### PROBLEM REQUIREMENTS
Print every line of the listing exactly, please.

** Begin RECORDS TO USE **

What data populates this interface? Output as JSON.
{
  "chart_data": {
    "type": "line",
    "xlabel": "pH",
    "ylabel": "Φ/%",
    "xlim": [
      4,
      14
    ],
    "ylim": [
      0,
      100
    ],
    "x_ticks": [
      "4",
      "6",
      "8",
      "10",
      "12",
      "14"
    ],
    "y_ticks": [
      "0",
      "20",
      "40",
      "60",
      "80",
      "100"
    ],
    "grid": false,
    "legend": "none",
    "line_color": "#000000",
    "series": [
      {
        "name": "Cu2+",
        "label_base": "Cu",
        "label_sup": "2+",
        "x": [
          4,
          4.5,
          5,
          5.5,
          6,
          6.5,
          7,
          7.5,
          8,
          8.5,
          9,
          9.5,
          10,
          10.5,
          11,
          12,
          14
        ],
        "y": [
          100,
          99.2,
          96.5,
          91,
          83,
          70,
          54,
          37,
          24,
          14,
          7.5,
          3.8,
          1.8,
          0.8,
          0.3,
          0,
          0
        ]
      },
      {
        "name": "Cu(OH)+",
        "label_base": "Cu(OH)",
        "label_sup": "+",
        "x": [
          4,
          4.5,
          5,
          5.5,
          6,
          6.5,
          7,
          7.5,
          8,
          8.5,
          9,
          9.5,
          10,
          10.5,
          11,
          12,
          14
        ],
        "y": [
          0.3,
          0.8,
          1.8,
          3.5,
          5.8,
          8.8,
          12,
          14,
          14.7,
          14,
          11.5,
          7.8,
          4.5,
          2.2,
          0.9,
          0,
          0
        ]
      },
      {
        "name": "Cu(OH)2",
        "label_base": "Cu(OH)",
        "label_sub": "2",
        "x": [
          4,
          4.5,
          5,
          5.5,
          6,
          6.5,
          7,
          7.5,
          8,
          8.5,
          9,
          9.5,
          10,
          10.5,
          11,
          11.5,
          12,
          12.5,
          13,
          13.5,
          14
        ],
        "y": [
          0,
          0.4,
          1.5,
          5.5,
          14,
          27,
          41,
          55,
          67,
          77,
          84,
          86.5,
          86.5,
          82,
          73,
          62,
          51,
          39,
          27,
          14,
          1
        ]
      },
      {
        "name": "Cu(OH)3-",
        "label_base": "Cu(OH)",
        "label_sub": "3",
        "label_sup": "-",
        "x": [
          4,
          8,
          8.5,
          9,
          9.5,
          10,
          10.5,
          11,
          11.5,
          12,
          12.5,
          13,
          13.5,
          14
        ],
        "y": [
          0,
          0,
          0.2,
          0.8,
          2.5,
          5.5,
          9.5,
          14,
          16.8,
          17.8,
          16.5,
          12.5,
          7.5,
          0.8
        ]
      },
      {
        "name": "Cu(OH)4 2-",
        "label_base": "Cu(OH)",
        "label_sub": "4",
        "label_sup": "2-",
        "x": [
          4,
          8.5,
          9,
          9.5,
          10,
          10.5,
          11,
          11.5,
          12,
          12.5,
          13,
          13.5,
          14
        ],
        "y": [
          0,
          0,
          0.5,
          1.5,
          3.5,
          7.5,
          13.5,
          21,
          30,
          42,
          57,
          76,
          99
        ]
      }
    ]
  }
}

** End RECORDS TO USE **

### RESULT OF THIS TASK
What data populates this interface? Output as JSON.
{
  "chart_data": {
    "type": "line",
    "xlabel": "pH",
    "ylabel": "Φ/%",
    "xlim": [
      4,
      14
    ],
    "ylim": [
      0,
      100
    ],
    "x_ticks": [
      "4",
      "6",
      "8",
      "10",
      "12",
      "14"
    ],
    "y_ticks": [
      "0",
      "20",
      "40",
      "60",
      "80",
      "100"
    ],
    "grid": false,
    "legend": "none",
    "line_color": "#000000",
    "series": [
      {
        "name": "Cu2+",
        "label_base": "Cu",
        "label_sup": "2+",
        "x": [
          4,
          4.5,
          5,
          5.5,
          6,
          6.5,
          7,
          7.5,
          8,
          8.5,
          9,
          9.5,
          10,
          10.5,
          11,
          12,
          14
        ],
        "y": [
          100,
          99.2,
          96.5,
          91,
          83,
          70,
          54,
          37,
          24,
          14,
          7.5,
          3.8,
          1.8,
          0.8,
          0.3,
          0,
          0
        ]
      },
      {
        "name": "Cu(OH)+",
        "label_base": "Cu(OH)",
        "label_sup": "+",
        "x": [
          4,
          4.5,
          5,
          5.5,
          6,
          6.5,
          7,
          7.5,
          8,
          8.5,
          9,
          9.5,
          10,
          10.5,
          11,
          12,
          14
        ],
        "y": [
          0.3,
          0.8,
          1.8,
          3.5,
          5.8,
          8.8,
          12,
          14,
          14.7,
          14,
          11.5,
          7.8,
          4.5,
          2.2,
          0.9,
          0,
          0
        ]
      },
      {
        "name": "Cu(OH)2",
        "label_base": "Cu(OH)",
        "label_sub": "2",
        "x": [
          4,
          4.5,
          5,
          5.5,
          6,
          6.5,
          7,
          7.5,
          8,
          8.5,
          9,
          9.5,
          10,
          10.5,
          11,
          11.5,
          12,
          12.5,
          13,
          13.5,
          14
        ],
        "y": [
          0,
          0.4,
          1.5,
          5.5,
          14,
          27,
          41,
          55,
          67,
          77,
          84,
          86.5,
          86.5,
          82,
          73,
          62,
          51,
          39,
          27,
          14,
          1
        ]
      },
      {
        "name": "Cu(OH)3-",
        "label_base": "Cu(OH)",
        "label_sub": "3",
        "label_sup": "-",
        "x": [
          4,
          8,
          8.5,
          9,
          9.5,
          10,
          10.5,
          11,
          11.5,
          12,
          12.5,
          13,
          13.5,
          14
        ],
        "y": [
          0,
          0,
          0.2,
          0.8,
          2.5,
          5.5,
          9.5,
          14,
          16.8,
          17.8,
          16.5,
          12.5,
          7.5,
          0.8
        ]
      },
      {
        "name": "Cu(OH)4 2-",
        "label_base": "Cu(OH)",
        "label_sub": "4",
        "label_sup": "2-",
        "x": [
          4,
          8.5,
          9,
          9.5,
          10,
          10.5,
          11,
          11.5,
          12,
          12.5,
          13,
          13.5,
          14
        ],
        "y": [
          0,
          0,
          0.5,
          1.5,
          3.5,
          7.5,
          13.5,
          21,
          30,
          42,
          57,
          76,
          99
        ]
      }
    ]
  }
}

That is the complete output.